Stored data

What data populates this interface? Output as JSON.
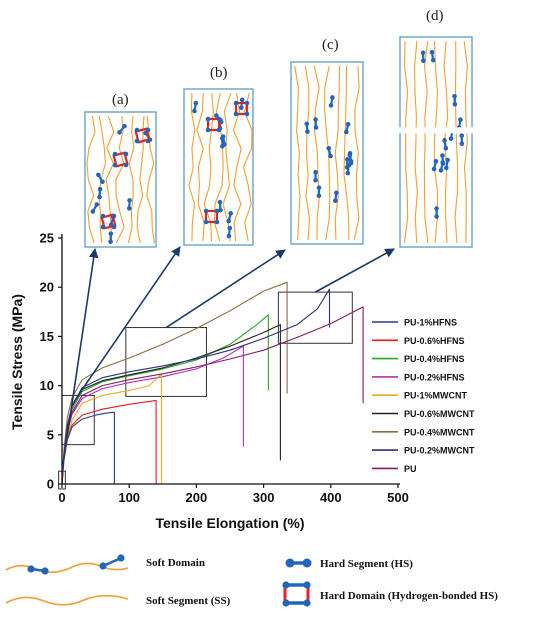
{
  "panels": [
    {
      "label": "(a)"
    },
    {
      "label": "(b)"
    },
    {
      "label": "(c)"
    },
    {
      "label": "(d)"
    }
  ],
  "colors": {
    "soft_segment": "#f0a030",
    "hard_segment": "#2266bb",
    "hydrogen_bond": "#e8202a",
    "panel_border": "#6aa3c8",
    "arrow": "#1a3a6a"
  },
  "chart_data": {
    "type": "line",
    "xlabel": "Tensile Elongation (%)",
    "ylabel": "Tensile Stress (MPa)",
    "xlim": [
      0,
      500
    ],
    "ylim": [
      0,
      25
    ],
    "xticks": [
      0,
      100,
      200,
      300,
      400,
      500
    ],
    "yticks": [
      0,
      5,
      10,
      15,
      20,
      25
    ],
    "legend_position": "right",
    "series": [
      {
        "name": "PU-1%HFNS",
        "color": "#2b3a8f",
        "points": [
          [
            0,
            0
          ],
          [
            3,
            2.5
          ],
          [
            8,
            4.5
          ],
          [
            15,
            5.8
          ],
          [
            30,
            6.6
          ],
          [
            50,
            7.0
          ],
          [
            65,
            7.2
          ],
          [
            78,
            7.3
          ]
        ],
        "break_to": 0
      },
      {
        "name": "PU-0.6%HFNS",
        "color": "#e31a1c",
        "points": [
          [
            0,
            0
          ],
          [
            3,
            2.5
          ],
          [
            8,
            4.8
          ],
          [
            15,
            6.0
          ],
          [
            30,
            7.0
          ],
          [
            60,
            7.6
          ],
          [
            100,
            8.1
          ],
          [
            140,
            8.5
          ]
        ],
        "break_to": 0
      },
      {
        "name": "PU-0.4%HFNS",
        "color": "#22aa22",
        "points": [
          [
            0,
            0
          ],
          [
            3,
            3
          ],
          [
            8,
            5.8
          ],
          [
            15,
            7.6
          ],
          [
            30,
            9.4
          ],
          [
            60,
            10.4
          ],
          [
            100,
            11.0
          ],
          [
            150,
            11.7
          ],
          [
            200,
            12.6
          ],
          [
            250,
            14.2
          ],
          [
            290,
            16.2
          ],
          [
            307,
            17.2
          ]
        ],
        "break_to": 9.5
      },
      {
        "name": "PU-0.2%HFNS",
        "color": "#b030b0",
        "points": [
          [
            0,
            0
          ],
          [
            3,
            2.8
          ],
          [
            8,
            5.3
          ],
          [
            15,
            7.1
          ],
          [
            30,
            8.7
          ],
          [
            60,
            9.7
          ],
          [
            100,
            10.3
          ],
          [
            150,
            10.9
          ],
          [
            200,
            11.7
          ],
          [
            240,
            12.8
          ],
          [
            270,
            14.0
          ]
        ],
        "break_to": 3.8
      },
      {
        "name": "PU-1%MWCNT",
        "color": "#f5a623",
        "points": [
          [
            0,
            0
          ],
          [
            3,
            2.5
          ],
          [
            8,
            4.8
          ],
          [
            15,
            6.5
          ],
          [
            30,
            8.2
          ],
          [
            60,
            9.0
          ],
          [
            100,
            9.5
          ],
          [
            130,
            10.0
          ],
          [
            148,
            11.2
          ]
        ],
        "break_to": 0
      },
      {
        "name": "PU-0.6%MWCNT",
        "color": "#222222",
        "points": [
          [
            0,
            0
          ],
          [
            3,
            3
          ],
          [
            8,
            5.8
          ],
          [
            15,
            7.9
          ],
          [
            30,
            9.6
          ],
          [
            60,
            10.5
          ],
          [
            100,
            11.1
          ],
          [
            150,
            11.8
          ],
          [
            200,
            12.8
          ],
          [
            250,
            14.0
          ],
          [
            300,
            15.4
          ],
          [
            325,
            16.2
          ]
        ],
        "break_to": 2.4
      },
      {
        "name": "PU-0.4%MWCNT",
        "color": "#8c6d3f",
        "points": [
          [
            0,
            0
          ],
          [
            3,
            3.5
          ],
          [
            8,
            6.8
          ],
          [
            15,
            8.8
          ],
          [
            30,
            10.6
          ],
          [
            60,
            11.8
          ],
          [
            100,
            12.8
          ],
          [
            150,
            14.2
          ],
          [
            200,
            15.8
          ],
          [
            250,
            17.6
          ],
          [
            300,
            19.6
          ],
          [
            335,
            20.5
          ]
        ],
        "break_to": 9.2
      },
      {
        "name": "PU-0.2%MWCNT",
        "color": "#2e2e7a",
        "points": [
          [
            0,
            0
          ],
          [
            3,
            3
          ],
          [
            8,
            6
          ],
          [
            15,
            8
          ],
          [
            30,
            9.8
          ],
          [
            60,
            10.8
          ],
          [
            100,
            11.4
          ],
          [
            150,
            12.0
          ],
          [
            200,
            12.7
          ],
          [
            250,
            13.6
          ],
          [
            300,
            14.8
          ],
          [
            350,
            16.2
          ],
          [
            380,
            17.8
          ],
          [
            398,
            19.8
          ]
        ],
        "break_to": 15.9
      },
      {
        "name": "PU",
        "color": "#8b1a6b",
        "points": [
          [
            0,
            0
          ],
          [
            3,
            2.8
          ],
          [
            8,
            5.4
          ],
          [
            15,
            7.3
          ],
          [
            30,
            9.0
          ],
          [
            60,
            10.0
          ],
          [
            100,
            10.6
          ],
          [
            150,
            11.2
          ],
          [
            200,
            11.9
          ],
          [
            250,
            12.7
          ],
          [
            300,
            13.6
          ],
          [
            350,
            14.9
          ],
          [
            400,
            16.3
          ],
          [
            448,
            18.0
          ]
        ],
        "break_to": 8.2
      }
    ],
    "zoom_boxes": [
      {
        "panel": "a",
        "x0": -5,
        "x1": 5,
        "y0": -0.5,
        "y1": 1.3
      },
      {
        "panel": "b",
        "x0": 0,
        "x1": 48,
        "y0": 4.0,
        "y1": 9.0
      },
      {
        "panel": "c",
        "x0": 95,
        "x1": 215,
        "y0": 8.9,
        "y1": 15.9
      },
      {
        "panel": "d",
        "x0": 322,
        "x1": 432,
        "y0": 14.3,
        "y1": 19.5
      }
    ]
  },
  "key": {
    "soft_domain": "Soft Domain",
    "soft_segment": "Soft Segment (SS)",
    "hard_segment": "Hard Segment (HS)",
    "hard_domain": "Hard Domain (Hydrogen-bonded HS)"
  }
}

## OBJECTIVE:
Reproduce the material in full, word for word, and omit the pictures.

## TASK OUTPUT:
What data populates this interface? Output as JSON.
{
  "panels": [
    {
      "label": "(a)"
    },
    {
      "label": "(b)"
    },
    {
      "label": "(c)"
    },
    {
      "label": "(d)"
    }
  ],
  "colors": {
    "soft_segment": "#f0a030",
    "hard_segment": "#2266bb",
    "hydrogen_bond": "#e8202a",
    "panel_border": "#6aa3c8",
    "arrow": "#1a3a6a"
  },
  "chart_data": {
    "type": "line",
    "xlabel": "Tensile Elongation (%)",
    "ylabel": "Tensile Stress (MPa)",
    "xlim": [
      0,
      500
    ],
    "ylim": [
      0,
      25
    ],
    "xticks": [
      0,
      100,
      200,
      300,
      400,
      500
    ],
    "yticks": [
      0,
      5,
      10,
      15,
      20,
      25
    ],
    "legend_position": "right",
    "series": [
      {
        "name": "PU-1%HFNS",
        "color": "#2b3a8f",
        "points": [
          [
            0,
            0
          ],
          [
            3,
            2.5
          ],
          [
            8,
            4.5
          ],
          [
            15,
            5.8
          ],
          [
            30,
            6.6
          ],
          [
            50,
            7.0
          ],
          [
            65,
            7.2
          ],
          [
            78,
            7.3
          ]
        ],
        "break_to": 0
      },
      {
        "name": "PU-0.6%HFNS",
        "color": "#e31a1c",
        "points": [
          [
            0,
            0
          ],
          [
            3,
            2.5
          ],
          [
            8,
            4.8
          ],
          [
            15,
            6.0
          ],
          [
            30,
            7.0
          ],
          [
            60,
            7.6
          ],
          [
            100,
            8.1
          ],
          [
            140,
            8.5
          ]
        ],
        "break_to": 0
      },
      {
        "name": "PU-0.4%HFNS",
        "color": "#22aa22",
        "points": [
          [
            0,
            0
          ],
          [
            3,
            3
          ],
          [
            8,
            5.8
          ],
          [
            15,
            7.6
          ],
          [
            30,
            9.4
          ],
          [
            60,
            10.4
          ],
          [
            100,
            11.0
          ],
          [
            150,
            11.7
          ],
          [
            200,
            12.6
          ],
          [
            250,
            14.2
          ],
          [
            290,
            16.2
          ],
          [
            307,
            17.2
          ]
        ],
        "break_to": 9.5
      },
      {
        "name": "PU-0.2%HFNS",
        "color": "#b030b0",
        "points": [
          [
            0,
            0
          ],
          [
            3,
            2.8
          ],
          [
            8,
            5.3
          ],
          [
            15,
            7.1
          ],
          [
            30,
            8.7
          ],
          [
            60,
            9.7
          ],
          [
            100,
            10.3
          ],
          [
            150,
            10.9
          ],
          [
            200,
            11.7
          ],
          [
            240,
            12.8
          ],
          [
            270,
            14.0
          ]
        ],
        "break_to": 3.8
      },
      {
        "name": "PU-1%MWCNT",
        "color": "#f5a623",
        "points": [
          [
            0,
            0
          ],
          [
            3,
            2.5
          ],
          [
            8,
            4.8
          ],
          [
            15,
            6.5
          ],
          [
            30,
            8.2
          ],
          [
            60,
            9.0
          ],
          [
            100,
            9.5
          ],
          [
            130,
            10.0
          ],
          [
            148,
            11.2
          ]
        ],
        "break_to": 0
      },
      {
        "name": "PU-0.6%MWCNT",
        "color": "#222222",
        "points": [
          [
            0,
            0
          ],
          [
            3,
            3
          ],
          [
            8,
            5.8
          ],
          [
            15,
            7.9
          ],
          [
            30,
            9.6
          ],
          [
            60,
            10.5
          ],
          [
            100,
            11.1
          ],
          [
            150,
            11.8
          ],
          [
            200,
            12.8
          ],
          [
            250,
            14.0
          ],
          [
            300,
            15.4
          ],
          [
            325,
            16.2
          ]
        ],
        "break_to": 2.4
      },
      {
        "name": "PU-0.4%MWCNT",
        "color": "#8c6d3f",
        "points": [
          [
            0,
            0
          ],
          [
            3,
            3.5
          ],
          [
            8,
            6.8
          ],
          [
            15,
            8.8
          ],
          [
            30,
            10.6
          ],
          [
            60,
            11.8
          ],
          [
            100,
            12.8
          ],
          [
            150,
            14.2
          ],
          [
            200,
            15.8
          ],
          [
            250,
            17.6
          ],
          [
            300,
            19.6
          ],
          [
            335,
            20.5
          ]
        ],
        "break_to": 9.2
      },
      {
        "name": "PU-0.2%MWCNT",
        "color": "#2e2e7a",
        "points": [
          [
            0,
            0
          ],
          [
            3,
            3
          ],
          [
            8,
            6
          ],
          [
            15,
            8
          ],
          [
            30,
            9.8
          ],
          [
            60,
            10.8
          ],
          [
            100,
            11.4
          ],
          [
            150,
            12.0
          ],
          [
            200,
            12.7
          ],
          [
            250,
            13.6
          ],
          [
            300,
            14.8
          ],
          [
            350,
            16.2
          ],
          [
            380,
            17.8
          ],
          [
            398,
            19.8
          ]
        ],
        "break_to": 15.9
      },
      {
        "name": "PU",
        "color": "#8b1a6b",
        "points": [
          [
            0,
            0
          ],
          [
            3,
            2.8
          ],
          [
            8,
            5.4
          ],
          [
            15,
            7.3
          ],
          [
            30,
            9.0
          ],
          [
            60,
            10.0
          ],
          [
            100,
            10.6
          ],
          [
            150,
            11.2
          ],
          [
            200,
            11.9
          ],
          [
            250,
            12.7
          ],
          [
            300,
            13.6
          ],
          [
            350,
            14.9
          ],
          [
            400,
            16.3
          ],
          [
            448,
            18.0
          ]
        ],
        "break_to": 8.2
      }
    ],
    "zoom_boxes": [
      {
        "panel": "a",
        "x0": -5,
        "x1": 5,
        "y0": -0.5,
        "y1": 1.3
      },
      {
        "panel": "b",
        "x0": 0,
        "x1": 48,
        "y0": 4.0,
        "y1": 9.0
      },
      {
        "panel": "c",
        "x0": 95,
        "x1": 215,
        "y0": 8.9,
        "y1": 15.9
      },
      {
        "panel": "d",
        "x0": 322,
        "x1": 432,
        "y0": 14.3,
        "y1": 19.5
      }
    ]
  },
  "key": {
    "soft_domain": "Soft Domain",
    "soft_segment": "Soft Segment (SS)",
    "hard_segment": "Hard Segment (HS)",
    "hard_domain": "Hard Domain (Hydrogen-bonded HS)"
  }
}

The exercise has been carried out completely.